[Figure contents as structured data]
********

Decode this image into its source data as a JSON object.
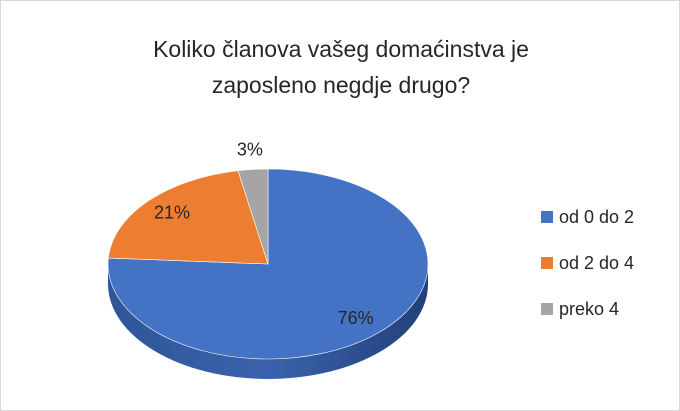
{
  "chart_data": {
    "type": "pie",
    "title": "Koliko članova vašeg domaćinstva je zaposleno negdje drugo?",
    "categories": [
      "od 0 do 2",
      "od 2 do 4",
      "preko 4"
    ],
    "values": [
      76,
      21,
      3
    ],
    "value_labels": [
      "76%",
      "21%",
      "3%"
    ],
    "colors": [
      "#4472c4",
      "#ed7d31",
      "#a5a5a5"
    ],
    "legend": "right"
  }
}
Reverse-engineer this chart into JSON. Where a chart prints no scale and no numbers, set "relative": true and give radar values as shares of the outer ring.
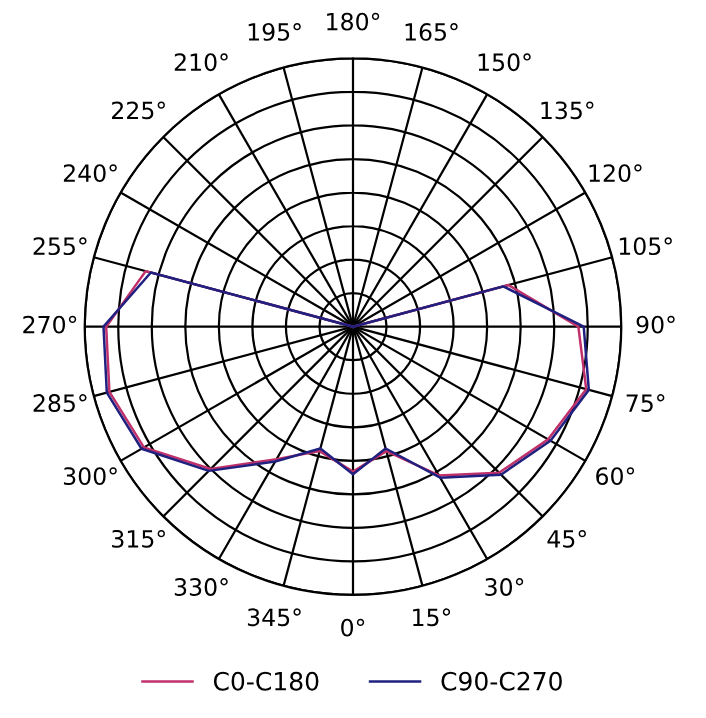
{
  "chart_data": {
    "type": "radar",
    "relative": true,
    "grid": true,
    "legend": "bottom",
    "line_style": "solid",
    "marker": "none",
    "categories": [
      "180°",
      "165°",
      "150°",
      "135°",
      "120°",
      "105°",
      "90°",
      "75°",
      "60°",
      "45°",
      "30°",
      "15°",
      "0°",
      "345°",
      "330°",
      "315°",
      "300°",
      "285°",
      "270°",
      "255°",
      "240°",
      "225°",
      "210°",
      "195°"
    ],
    "series": [
      {
        "name": "C0-C180",
        "color": "#c0306a",
        "values": [
          0,
          0,
          0,
          0,
          0,
          0.6,
          0.84,
          0.9,
          0.84,
          0.77,
          0.64,
          0.48,
          0.54,
          0.48,
          0.57,
          0.75,
          0.9,
          0.94,
          0.92,
          0.8,
          0,
          0,
          0,
          0
        ]
      },
      {
        "name": "C90-C270",
        "color": "#202080",
        "values": [
          0,
          0,
          0,
          0,
          0,
          0.58,
          0.86,
          0.91,
          0.85,
          0.78,
          0.65,
          0.47,
          0.55,
          0.47,
          0.58,
          0.76,
          0.91,
          0.95,
          0.93,
          0.78,
          0,
          0,
          0,
          0
        ]
      }
    ]
  }
}
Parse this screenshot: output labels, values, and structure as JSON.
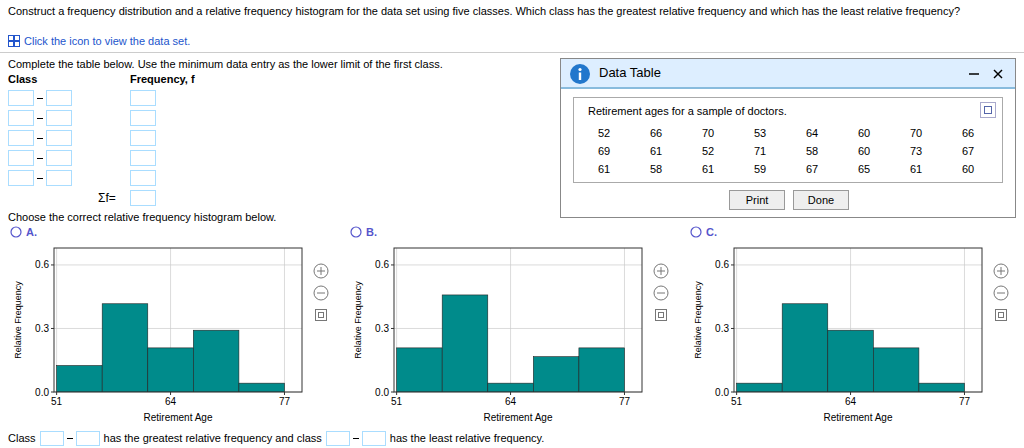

********

*What to produce*. Print every entry exactly as written, without the pictures.

*Finished exercise*.
Decode this image into its source data as a JSON object.
{
  "chart_data": {
    "type": "pie",
    "title": "Koliko članova vašeg domaćinstva je zaposleno negdje drugo?",
    "categories": [
      "od 0 do 2",
      "od 2 do 4",
      "preko 4"
    ],
    "values": [
      76,
      21,
      3
    ],
    "value_labels": [
      "76%",
      "21%",
      "3%"
    ],
    "colors": [
      "#4472c4",
      "#ed7d31",
      "#a5a5a5"
    ],
    "legend": "right"
  }
}
Reverse-engineer this chart into JSON. Where a chart prints no scale and no numbers, set "relative": true and give radar values as shares of the outer ring.
{
  "chart_data": {
    "type": "radar",
    "relative": true,
    "grid": true,
    "legend": "bottom",
    "line_style": "solid",
    "marker": "none",
    "categories": [
      "180°",
      "165°",
      "150°",
      "135°",
      "120°",
      "105°",
      "90°",
      "75°",
      "60°",
      "45°",
      "30°",
      "15°",
      "0°",
      "345°",
      "330°",
      "315°",
      "300°",
      "285°",
      "270°",
      "255°",
      "240°",
      "225°",
      "210°",
      "195°"
    ],
    "series": [
      {
        "name": "C0-C180",
        "color": "#c0306a",
        "values": [
          0,
          0,
          0,
          0,
          0,
          0.6,
          0.84,
          0.9,
          0.84,
          0.77,
          0.64,
          0.48,
          0.54,
          0.48,
          0.57,
          0.75,
          0.9,
          0.94,
          0.92,
          0.8,
          0,
          0,
          0,
          0
        ]
      },
      {
        "name": "C90-C270",
        "color": "#202080",
        "values": [
          0,
          0,
          0,
          0,
          0,
          0.58,
          0.86,
          0.91,
          0.85,
          0.78,
          0.65,
          0.47,
          0.55,
          0.47,
          0.58,
          0.76,
          0.91,
          0.95,
          0.93,
          0.78,
          0,
          0,
          0,
          0
        ]
      }
    ]
  }
}
Parse this screenshot: output labels, values, and structure as JSON.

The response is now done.